Set exercise:
Each entry must appear again exactly as it does in the source.

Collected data
——————————
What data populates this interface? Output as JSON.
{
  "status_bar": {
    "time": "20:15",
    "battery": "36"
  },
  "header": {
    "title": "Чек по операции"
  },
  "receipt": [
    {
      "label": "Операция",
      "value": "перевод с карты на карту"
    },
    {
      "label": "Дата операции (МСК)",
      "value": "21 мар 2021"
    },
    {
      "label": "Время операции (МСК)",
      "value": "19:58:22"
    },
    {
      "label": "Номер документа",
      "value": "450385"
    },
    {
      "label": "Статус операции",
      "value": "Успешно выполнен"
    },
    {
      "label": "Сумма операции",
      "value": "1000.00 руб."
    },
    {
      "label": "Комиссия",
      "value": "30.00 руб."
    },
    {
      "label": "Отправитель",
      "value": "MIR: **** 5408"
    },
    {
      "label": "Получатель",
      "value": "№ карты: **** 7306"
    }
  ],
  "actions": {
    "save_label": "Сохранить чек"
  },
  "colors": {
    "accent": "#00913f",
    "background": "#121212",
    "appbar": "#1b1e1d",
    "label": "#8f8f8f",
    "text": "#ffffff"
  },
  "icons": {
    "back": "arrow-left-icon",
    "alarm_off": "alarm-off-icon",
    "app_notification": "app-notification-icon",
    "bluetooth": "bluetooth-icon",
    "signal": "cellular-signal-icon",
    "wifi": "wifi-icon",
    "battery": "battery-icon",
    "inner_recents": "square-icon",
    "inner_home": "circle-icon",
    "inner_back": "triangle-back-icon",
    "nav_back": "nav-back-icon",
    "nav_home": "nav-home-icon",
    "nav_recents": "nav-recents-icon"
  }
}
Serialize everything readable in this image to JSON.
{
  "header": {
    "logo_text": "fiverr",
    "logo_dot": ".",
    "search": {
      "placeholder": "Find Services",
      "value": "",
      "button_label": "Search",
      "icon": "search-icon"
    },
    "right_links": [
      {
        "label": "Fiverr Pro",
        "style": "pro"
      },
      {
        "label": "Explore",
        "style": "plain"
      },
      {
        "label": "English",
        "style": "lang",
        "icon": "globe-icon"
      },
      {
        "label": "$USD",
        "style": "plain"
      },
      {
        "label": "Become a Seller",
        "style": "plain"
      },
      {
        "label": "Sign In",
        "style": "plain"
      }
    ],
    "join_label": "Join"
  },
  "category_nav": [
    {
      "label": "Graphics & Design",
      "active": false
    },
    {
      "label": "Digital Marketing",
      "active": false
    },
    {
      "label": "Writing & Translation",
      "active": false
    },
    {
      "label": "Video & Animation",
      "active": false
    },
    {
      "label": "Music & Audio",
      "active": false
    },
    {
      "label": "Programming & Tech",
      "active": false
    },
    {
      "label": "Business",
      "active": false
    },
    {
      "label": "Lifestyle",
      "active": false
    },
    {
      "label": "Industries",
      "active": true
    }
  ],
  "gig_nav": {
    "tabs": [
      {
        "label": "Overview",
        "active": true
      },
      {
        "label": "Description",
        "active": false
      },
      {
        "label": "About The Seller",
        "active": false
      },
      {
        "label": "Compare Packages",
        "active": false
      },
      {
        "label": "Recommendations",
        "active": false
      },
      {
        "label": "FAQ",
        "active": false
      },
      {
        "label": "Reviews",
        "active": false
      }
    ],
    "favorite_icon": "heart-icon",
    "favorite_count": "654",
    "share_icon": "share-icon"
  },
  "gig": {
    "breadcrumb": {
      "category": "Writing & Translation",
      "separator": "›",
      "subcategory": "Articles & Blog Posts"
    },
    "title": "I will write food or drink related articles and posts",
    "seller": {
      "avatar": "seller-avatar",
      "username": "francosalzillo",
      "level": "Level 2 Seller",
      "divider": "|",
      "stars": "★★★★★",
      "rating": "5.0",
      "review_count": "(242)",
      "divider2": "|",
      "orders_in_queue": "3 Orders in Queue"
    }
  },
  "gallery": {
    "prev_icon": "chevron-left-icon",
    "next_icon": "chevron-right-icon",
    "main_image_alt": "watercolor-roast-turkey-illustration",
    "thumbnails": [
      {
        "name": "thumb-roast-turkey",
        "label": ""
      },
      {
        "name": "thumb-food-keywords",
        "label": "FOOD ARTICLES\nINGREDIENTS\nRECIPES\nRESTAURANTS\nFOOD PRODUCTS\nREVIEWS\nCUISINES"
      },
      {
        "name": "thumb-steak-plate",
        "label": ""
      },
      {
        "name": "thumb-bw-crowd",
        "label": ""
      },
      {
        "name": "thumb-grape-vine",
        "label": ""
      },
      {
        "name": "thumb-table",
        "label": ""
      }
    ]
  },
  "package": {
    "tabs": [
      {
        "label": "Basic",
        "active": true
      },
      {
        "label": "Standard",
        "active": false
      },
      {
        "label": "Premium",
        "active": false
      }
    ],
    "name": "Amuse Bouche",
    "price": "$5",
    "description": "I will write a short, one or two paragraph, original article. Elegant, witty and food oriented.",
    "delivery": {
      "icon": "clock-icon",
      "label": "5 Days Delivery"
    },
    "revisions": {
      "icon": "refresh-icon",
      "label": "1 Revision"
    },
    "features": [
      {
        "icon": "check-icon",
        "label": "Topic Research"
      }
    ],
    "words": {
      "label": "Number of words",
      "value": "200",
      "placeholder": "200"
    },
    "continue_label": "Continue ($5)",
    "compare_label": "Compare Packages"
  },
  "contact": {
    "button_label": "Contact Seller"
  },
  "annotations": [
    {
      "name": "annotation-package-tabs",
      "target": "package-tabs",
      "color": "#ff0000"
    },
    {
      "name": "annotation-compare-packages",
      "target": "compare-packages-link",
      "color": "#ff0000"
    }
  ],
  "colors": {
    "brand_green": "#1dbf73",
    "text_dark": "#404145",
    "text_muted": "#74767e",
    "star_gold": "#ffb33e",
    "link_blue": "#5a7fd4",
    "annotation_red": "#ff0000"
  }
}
——————————
Answer below:
What data populates this interface? Output as JSON.
{
  "status_bar": {
    "time": "20:15",
    "battery": "36"
  },
  "header": {
    "title": "Чек по операции"
  },
  "receipt": [
    {
      "label": "Операция",
      "value": "перевод с карты на карту"
    },
    {
      "label": "Дата операции (МСК)",
      "value": "21 мар 2021"
    },
    {
      "label": "Время операции (МСК)",
      "value": "19:58:22"
    },
    {
      "label": "Номер документа",
      "value": "450385"
    },
    {
      "label": "Статус операции",
      "value": "Успешно выполнен"
    },
    {
      "label": "Сумма операции",
      "value": "1000.00 руб."
    },
    {
      "label": "Комиссия",
      "value": "30.00 руб."
    },
    {
      "label": "Отправитель",
      "value": "MIR: **** 5408"
    },
    {
      "label": "Получатель",
      "value": "№ карты: **** 7306"
    }
  ],
  "actions": {
    "save_label": "Сохранить чек"
  },
  "colors": {
    "accent": "#00913f",
    "background": "#121212",
    "appbar": "#1b1e1d",
    "label": "#8f8f8f",
    "text": "#ffffff"
  },
  "icons": {
    "back": "arrow-left-icon",
    "alarm_off": "alarm-off-icon",
    "app_notification": "app-notification-icon",
    "bluetooth": "bluetooth-icon",
    "signal": "cellular-signal-icon",
    "wifi": "wifi-icon",
    "battery": "battery-icon",
    "inner_recents": "square-icon",
    "inner_home": "circle-icon",
    "inner_back": "triangle-back-icon",
    "nav_back": "nav-back-icon",
    "nav_home": "nav-home-icon",
    "nav_recents": "nav-recents-icon"
  }
}
Serialize everything readable in this image to JSON.
{
  "header": {
    "logo_text": "fiverr",
    "logo_dot": ".",
    "search": {
      "placeholder": "Find Services",
      "value": "",
      "button_label": "Search",
      "icon": "search-icon"
    },
    "right_links": [
      {
        "label": "Fiverr Pro",
        "style": "pro"
      },
      {
        "label": "Explore",
        "style": "plain"
      },
      {
        "label": "English",
        "style": "lang",
        "icon": "globe-icon"
      },
      {
        "label": "$USD",
        "style": "plain"
      },
      {
        "label": "Become a Seller",
        "style": "plain"
      },
      {
        "label": "Sign In",
        "style": "plain"
      }
    ],
    "join_label": "Join"
  },
  "category_nav": [
    {
      "label": "Graphics & Design",
      "active": false
    },
    {
      "label": "Digital Marketing",
      "active": false
    },
    {
      "label": "Writing & Translation",
      "active": false
    },
    {
      "label": "Video & Animation",
      "active": false
    },
    {
      "label": "Music & Audio",
      "active": false
    },
    {
      "label": "Programming & Tech",
      "active": false
    },
    {
      "label": "Business",
      "active": false
    },
    {
      "label": "Lifestyle",
      "active": false
    },
    {
      "label": "Industries",
      "active": true
    }
  ],
  "gig_nav": {
    "tabs": [
      {
        "label": "Overview",
        "active": true
      },
      {
        "label": "Description",
        "active": false
      },
      {
        "label": "About The Seller",
        "active": false
      },
      {
        "label": "Compare Packages",
        "active": false
      },
      {
        "label": "Recommendations",
        "active": false
      },
      {
        "label": "FAQ",
        "active": false
      },
      {
        "label": "Reviews",
        "active": false
      }
    ],
    "favorite_icon": "heart-icon",
    "favorite_count": "654",
    "share_icon": "share-icon"
  },
  "gig": {
    "breadcrumb": {
      "category": "Writing & Translation",
      "separator": "›",
      "subcategory": "Articles & Blog Posts"
    },
    "title": "I will write food or drink related articles and posts",
    "seller": {
      "avatar": "seller-avatar",
      "username": "francosalzillo",
      "level": "Level 2 Seller",
      "divider": "|",
      "stars": "★★★★★",
      "rating": "5.0",
      "review_count": "(242)",
      "divider2": "|",
      "orders_in_queue": "3 Orders in Queue"
    }
  },
  "gallery": {
    "prev_icon": "chevron-left-icon",
    "next_icon": "chevron-right-icon",
    "main_image_alt": "watercolor-roast-turkey-illustration",
    "thumbnails": [
      {
        "name": "thumb-roast-turkey",
        "label": ""
      },
      {
        "name": "thumb-food-keywords",
        "label": "FOOD ARTICLES\nINGREDIENTS\nRECIPES\nRESTAURANTS\nFOOD PRODUCTS\nREVIEWS\nCUISINES"
      },
      {
        "name": "thumb-steak-plate",
        "label": ""
      },
      {
        "name": "thumb-bw-crowd",
        "label": ""
      },
      {
        "name": "thumb-grape-vine",
        "label": ""
      },
      {
        "name": "thumb-table",
        "label": ""
      }
    ]
  },
  "package": {
    "tabs": [
      {
        "label": "Basic",
        "active": true
      },
      {
        "label": "Standard",
        "active": false
      },
      {
        "label": "Premium",
        "active": false
      }
    ],
    "name": "Amuse Bouche",
    "price": "$5",
    "description": "I will write a short, one or two paragraph, original article. Elegant, witty and food oriented.",
    "delivery": {
      "icon": "clock-icon",
      "label": "5 Days Delivery"
    },
    "revisions": {
      "icon": "refresh-icon",
      "label": "1 Revision"
    },
    "features": [
      {
        "icon": "check-icon",
        "label": "Topic Research"
      }
    ],
    "words": {
      "label": "Number of words",
      "value": "200",
      "placeholder": "200"
    },
    "continue_label": "Continue ($5)",
    "compare_label": "Compare Packages"
  },
  "contact": {
    "button_label": "Contact Seller"
  },
  "annotations": [
    {
      "name": "annotation-package-tabs",
      "target": "package-tabs",
      "color": "#ff0000"
    },
    {
      "name": "annotation-compare-packages",
      "target": "compare-packages-link",
      "color": "#ff0000"
    }
  ],
  "colors": {
    "brand_green": "#1dbf73",
    "text_dark": "#404145",
    "text_muted": "#74767e",
    "star_gold": "#ffb33e",
    "link_blue": "#5a7fd4",
    "annotation_red": "#ff0000"
  }
}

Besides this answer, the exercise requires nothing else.